_Task details_
Each entry must be given again exactly; images do not belong in the copy.

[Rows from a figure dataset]
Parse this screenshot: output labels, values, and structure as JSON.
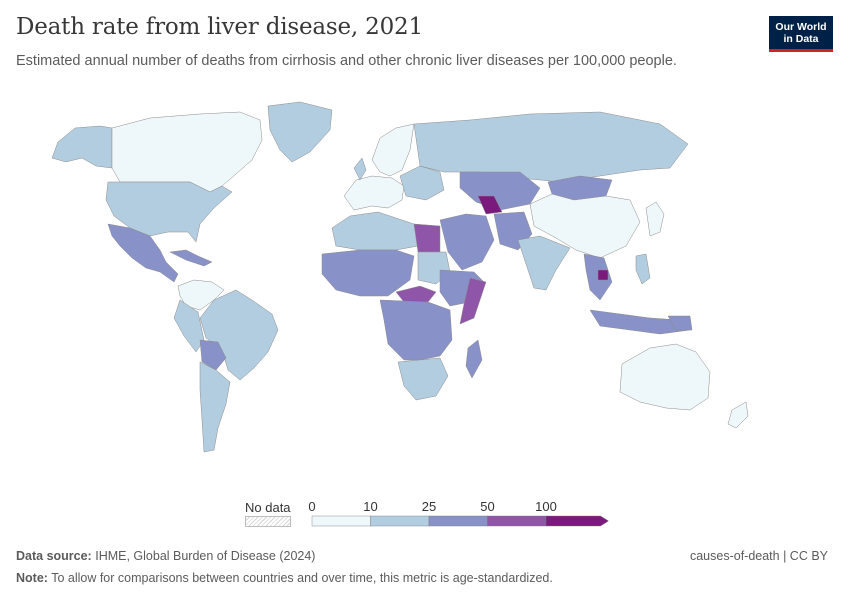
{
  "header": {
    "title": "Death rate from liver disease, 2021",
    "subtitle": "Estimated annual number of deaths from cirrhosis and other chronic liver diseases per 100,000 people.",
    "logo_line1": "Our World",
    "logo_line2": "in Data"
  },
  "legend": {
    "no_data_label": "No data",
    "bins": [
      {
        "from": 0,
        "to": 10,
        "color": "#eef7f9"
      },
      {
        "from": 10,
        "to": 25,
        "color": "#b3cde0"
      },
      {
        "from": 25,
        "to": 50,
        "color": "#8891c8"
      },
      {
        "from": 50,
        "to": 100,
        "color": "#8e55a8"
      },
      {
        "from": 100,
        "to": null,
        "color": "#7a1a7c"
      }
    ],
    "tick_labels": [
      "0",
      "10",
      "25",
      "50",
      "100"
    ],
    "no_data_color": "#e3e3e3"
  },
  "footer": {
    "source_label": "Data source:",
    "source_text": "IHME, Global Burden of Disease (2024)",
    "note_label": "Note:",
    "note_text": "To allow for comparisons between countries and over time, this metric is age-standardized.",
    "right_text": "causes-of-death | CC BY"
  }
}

_Response to the task_
Parse this screenshot: output labels, values, and structure as JSON.
{
  "header": {
    "title": "Death rate from liver disease, 2021",
    "subtitle": "Estimated annual number of deaths from cirrhosis and other chronic liver diseases per 100,000 people.",
    "logo_line1": "Our World",
    "logo_line2": "in Data"
  },
  "legend": {
    "no_data_label": "No data",
    "bins": [
      {
        "from": 0,
        "to": 10,
        "color": "#eef7f9"
      },
      {
        "from": 10,
        "to": 25,
        "color": "#b3cde0"
      },
      {
        "from": 25,
        "to": 50,
        "color": "#8891c8"
      },
      {
        "from": 50,
        "to": 100,
        "color": "#8e55a8"
      },
      {
        "from": 100,
        "to": null,
        "color": "#7a1a7c"
      }
    ],
    "tick_labels": [
      "0",
      "10",
      "25",
      "50",
      "100"
    ],
    "no_data_color": "#e3e3e3"
  },
  "footer": {
    "source_label": "Data source:",
    "source_text": "IHME, Global Burden of Disease (2024)",
    "note_label": "Note:",
    "note_text": "To allow for comparisons between countries and over time, this metric is age-standardized.",
    "right_text": "causes-of-death | CC BY"
  }
}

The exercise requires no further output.